## DATA SECTION

^^^^

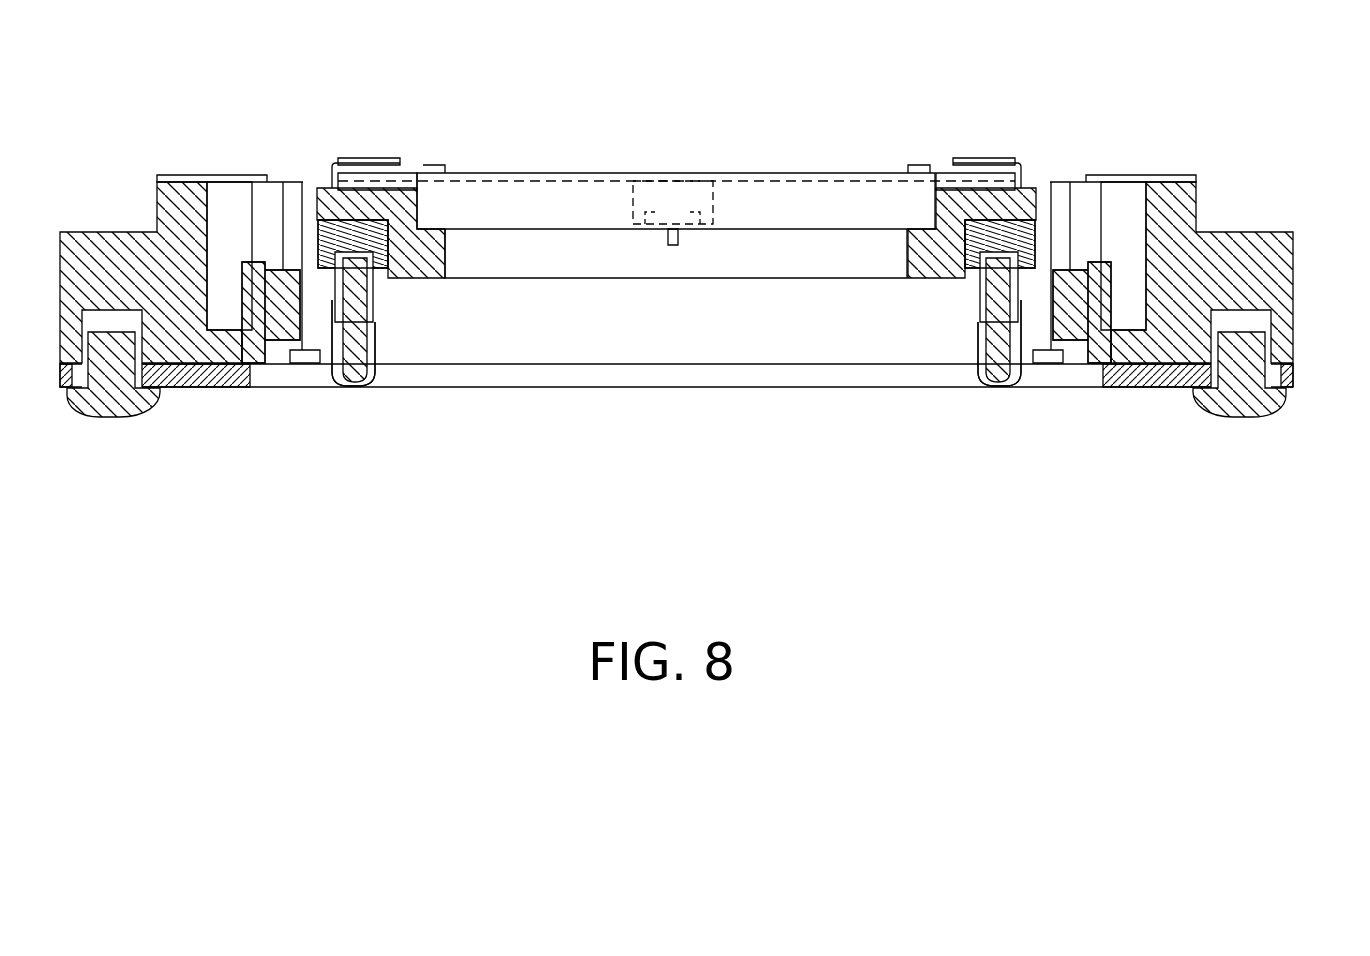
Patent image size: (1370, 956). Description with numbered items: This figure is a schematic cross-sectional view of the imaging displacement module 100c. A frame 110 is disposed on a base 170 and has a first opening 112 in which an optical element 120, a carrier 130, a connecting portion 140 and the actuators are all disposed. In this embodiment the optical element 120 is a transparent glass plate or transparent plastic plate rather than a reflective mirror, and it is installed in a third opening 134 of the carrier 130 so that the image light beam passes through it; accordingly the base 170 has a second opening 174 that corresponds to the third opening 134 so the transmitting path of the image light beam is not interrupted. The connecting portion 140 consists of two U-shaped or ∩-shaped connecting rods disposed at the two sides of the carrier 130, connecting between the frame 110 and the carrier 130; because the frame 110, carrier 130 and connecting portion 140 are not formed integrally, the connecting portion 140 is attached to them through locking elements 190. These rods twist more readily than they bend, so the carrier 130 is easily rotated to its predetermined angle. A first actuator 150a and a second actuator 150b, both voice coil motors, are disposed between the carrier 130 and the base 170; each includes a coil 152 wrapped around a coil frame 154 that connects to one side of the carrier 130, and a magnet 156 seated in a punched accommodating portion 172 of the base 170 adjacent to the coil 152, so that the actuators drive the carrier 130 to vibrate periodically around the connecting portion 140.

^^^^

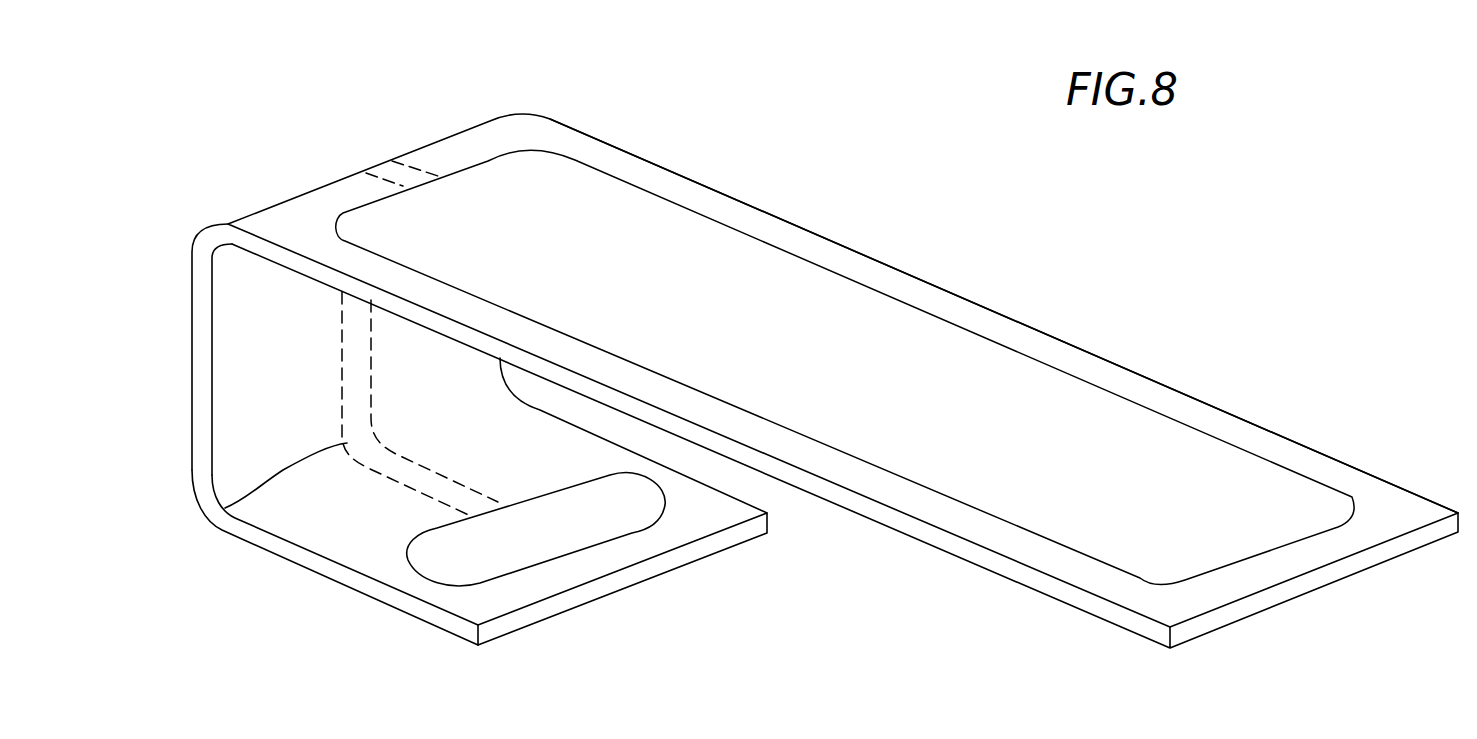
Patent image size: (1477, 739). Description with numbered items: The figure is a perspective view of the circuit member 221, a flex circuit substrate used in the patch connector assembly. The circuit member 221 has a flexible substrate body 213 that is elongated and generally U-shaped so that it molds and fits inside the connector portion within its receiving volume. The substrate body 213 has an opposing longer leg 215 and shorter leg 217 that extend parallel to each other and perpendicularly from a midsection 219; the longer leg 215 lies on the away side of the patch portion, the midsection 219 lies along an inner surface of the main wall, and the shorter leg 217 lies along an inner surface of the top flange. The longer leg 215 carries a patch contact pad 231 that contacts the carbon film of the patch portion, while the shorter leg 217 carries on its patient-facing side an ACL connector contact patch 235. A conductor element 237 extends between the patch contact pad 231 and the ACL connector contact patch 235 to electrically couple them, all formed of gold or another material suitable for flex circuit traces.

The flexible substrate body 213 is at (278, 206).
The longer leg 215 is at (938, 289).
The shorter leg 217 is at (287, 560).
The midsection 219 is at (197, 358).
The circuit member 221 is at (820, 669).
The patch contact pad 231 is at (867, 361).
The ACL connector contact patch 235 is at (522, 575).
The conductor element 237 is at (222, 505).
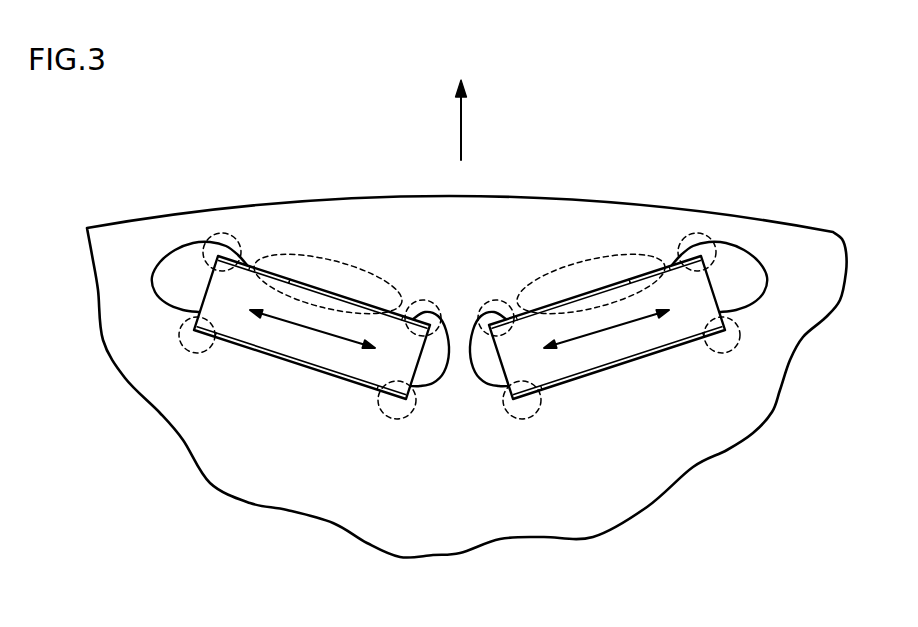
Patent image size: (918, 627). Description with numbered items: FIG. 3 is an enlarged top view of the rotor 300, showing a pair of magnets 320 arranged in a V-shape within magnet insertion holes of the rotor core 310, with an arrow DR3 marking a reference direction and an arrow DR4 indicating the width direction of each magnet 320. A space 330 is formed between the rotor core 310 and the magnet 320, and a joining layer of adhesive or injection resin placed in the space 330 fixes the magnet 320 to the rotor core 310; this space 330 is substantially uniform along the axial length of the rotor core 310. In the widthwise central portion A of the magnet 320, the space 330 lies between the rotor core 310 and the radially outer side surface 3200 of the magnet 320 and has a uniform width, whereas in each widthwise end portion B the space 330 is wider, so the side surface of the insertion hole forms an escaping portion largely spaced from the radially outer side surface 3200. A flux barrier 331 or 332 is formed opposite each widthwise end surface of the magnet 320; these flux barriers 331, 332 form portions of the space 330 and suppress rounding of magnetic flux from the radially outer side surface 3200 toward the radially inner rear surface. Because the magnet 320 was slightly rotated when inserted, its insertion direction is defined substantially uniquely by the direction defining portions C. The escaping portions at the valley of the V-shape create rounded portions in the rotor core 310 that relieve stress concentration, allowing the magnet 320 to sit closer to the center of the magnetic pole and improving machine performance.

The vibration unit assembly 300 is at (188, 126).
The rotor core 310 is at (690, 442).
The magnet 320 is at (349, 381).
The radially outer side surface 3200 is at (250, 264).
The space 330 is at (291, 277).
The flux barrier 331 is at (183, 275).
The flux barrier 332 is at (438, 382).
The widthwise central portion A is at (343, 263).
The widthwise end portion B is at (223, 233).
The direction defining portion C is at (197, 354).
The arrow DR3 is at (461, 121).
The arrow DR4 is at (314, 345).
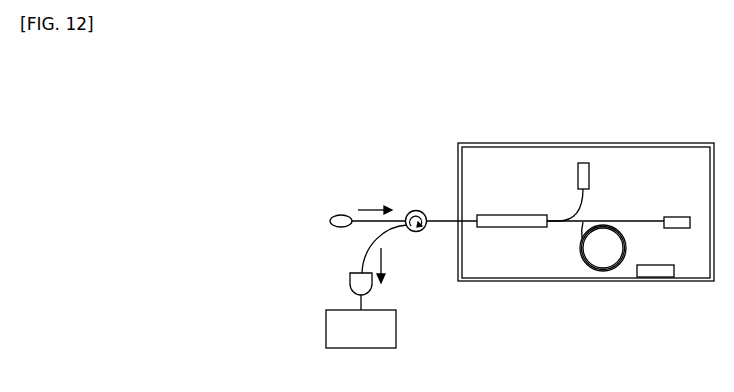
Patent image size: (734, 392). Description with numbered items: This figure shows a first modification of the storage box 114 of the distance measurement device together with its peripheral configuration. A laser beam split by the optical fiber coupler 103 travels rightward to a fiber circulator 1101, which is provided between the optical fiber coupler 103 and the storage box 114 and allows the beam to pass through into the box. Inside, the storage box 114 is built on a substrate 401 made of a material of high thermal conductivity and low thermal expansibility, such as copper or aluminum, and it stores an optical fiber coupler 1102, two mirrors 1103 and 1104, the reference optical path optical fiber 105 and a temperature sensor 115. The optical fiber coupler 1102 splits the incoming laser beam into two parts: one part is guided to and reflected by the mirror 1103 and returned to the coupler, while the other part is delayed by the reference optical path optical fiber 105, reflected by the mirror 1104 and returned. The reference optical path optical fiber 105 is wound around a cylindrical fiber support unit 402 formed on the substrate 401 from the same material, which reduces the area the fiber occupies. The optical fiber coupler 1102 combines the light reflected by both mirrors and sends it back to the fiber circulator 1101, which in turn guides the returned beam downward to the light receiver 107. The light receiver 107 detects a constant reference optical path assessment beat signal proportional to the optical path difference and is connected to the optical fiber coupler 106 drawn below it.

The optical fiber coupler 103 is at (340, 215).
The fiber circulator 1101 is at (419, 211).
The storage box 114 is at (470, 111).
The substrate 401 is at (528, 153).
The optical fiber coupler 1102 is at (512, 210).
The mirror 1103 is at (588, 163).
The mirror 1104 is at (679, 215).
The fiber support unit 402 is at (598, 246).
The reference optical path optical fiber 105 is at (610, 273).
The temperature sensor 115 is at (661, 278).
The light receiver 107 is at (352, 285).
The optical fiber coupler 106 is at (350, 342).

^^^^

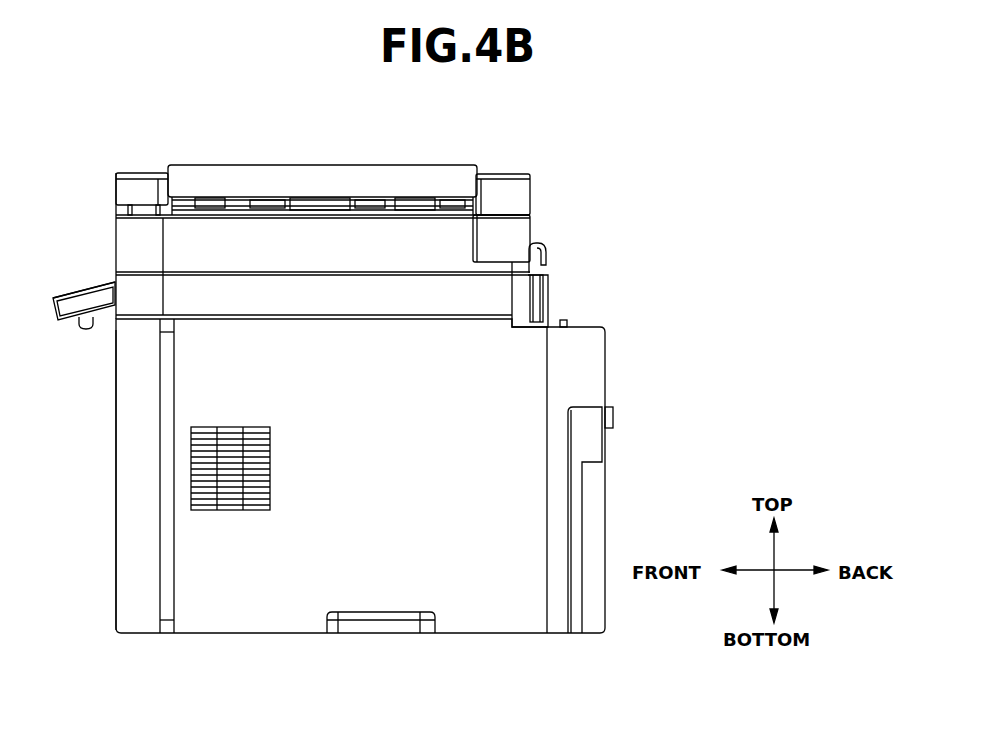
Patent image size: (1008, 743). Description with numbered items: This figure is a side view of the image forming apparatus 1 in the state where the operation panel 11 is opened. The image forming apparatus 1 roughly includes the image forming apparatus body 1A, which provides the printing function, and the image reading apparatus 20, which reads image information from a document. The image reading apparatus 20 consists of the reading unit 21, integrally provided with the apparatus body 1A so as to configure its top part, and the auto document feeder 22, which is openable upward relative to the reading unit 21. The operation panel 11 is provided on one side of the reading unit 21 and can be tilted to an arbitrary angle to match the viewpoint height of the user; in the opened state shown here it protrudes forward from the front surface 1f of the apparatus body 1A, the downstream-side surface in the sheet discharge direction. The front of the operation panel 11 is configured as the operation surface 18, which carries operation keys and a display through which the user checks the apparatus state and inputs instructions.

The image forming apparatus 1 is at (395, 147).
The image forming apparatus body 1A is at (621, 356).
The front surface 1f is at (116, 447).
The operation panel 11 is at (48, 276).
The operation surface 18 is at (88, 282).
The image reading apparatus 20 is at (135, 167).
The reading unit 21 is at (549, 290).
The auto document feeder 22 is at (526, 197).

^^^^

## WHAT YOU HAVE TO DO
Rewrite the lines of the listing starting at the line containing "Patent image size: (1008, 743)." and ending at the line containing "The image forming apparatus 1 is", switching "side view" to "lateral view" and leaving everything else unchanged.

## THE COMPLETED TASK
Patent image size: (1008, 743). Description with numbered items: This figure is a lateral view of the image forming apparatus 1 in the state where the operation panel 11 is opened. The image forming apparatus 1 roughly includes the image forming apparatus body 1A, which provides the printing function, and the image reading apparatus 20, which reads image information from a document. The image reading apparatus 20 consists of the reading unit 21, integrally provided with the apparatus body 1A so as to configure its top part, and the auto document feeder 22, which is openable upward relative to the reading unit 21. The operation panel 11 is provided on one side of the reading unit 21 and can be tilted to an arbitrary angle to match the viewpoint height of the user; in the opened state shown here it protrudes forward from the front surface 1f of the apparatus body 1A, the downstream-side surface in the sheet discharge direction. The front of the operation panel 11 is configured as the operation surface 18, which carries operation keys and a display through which the user checks the apparatus state and inputs instructions.

The image forming apparatus 1 is at (395, 147).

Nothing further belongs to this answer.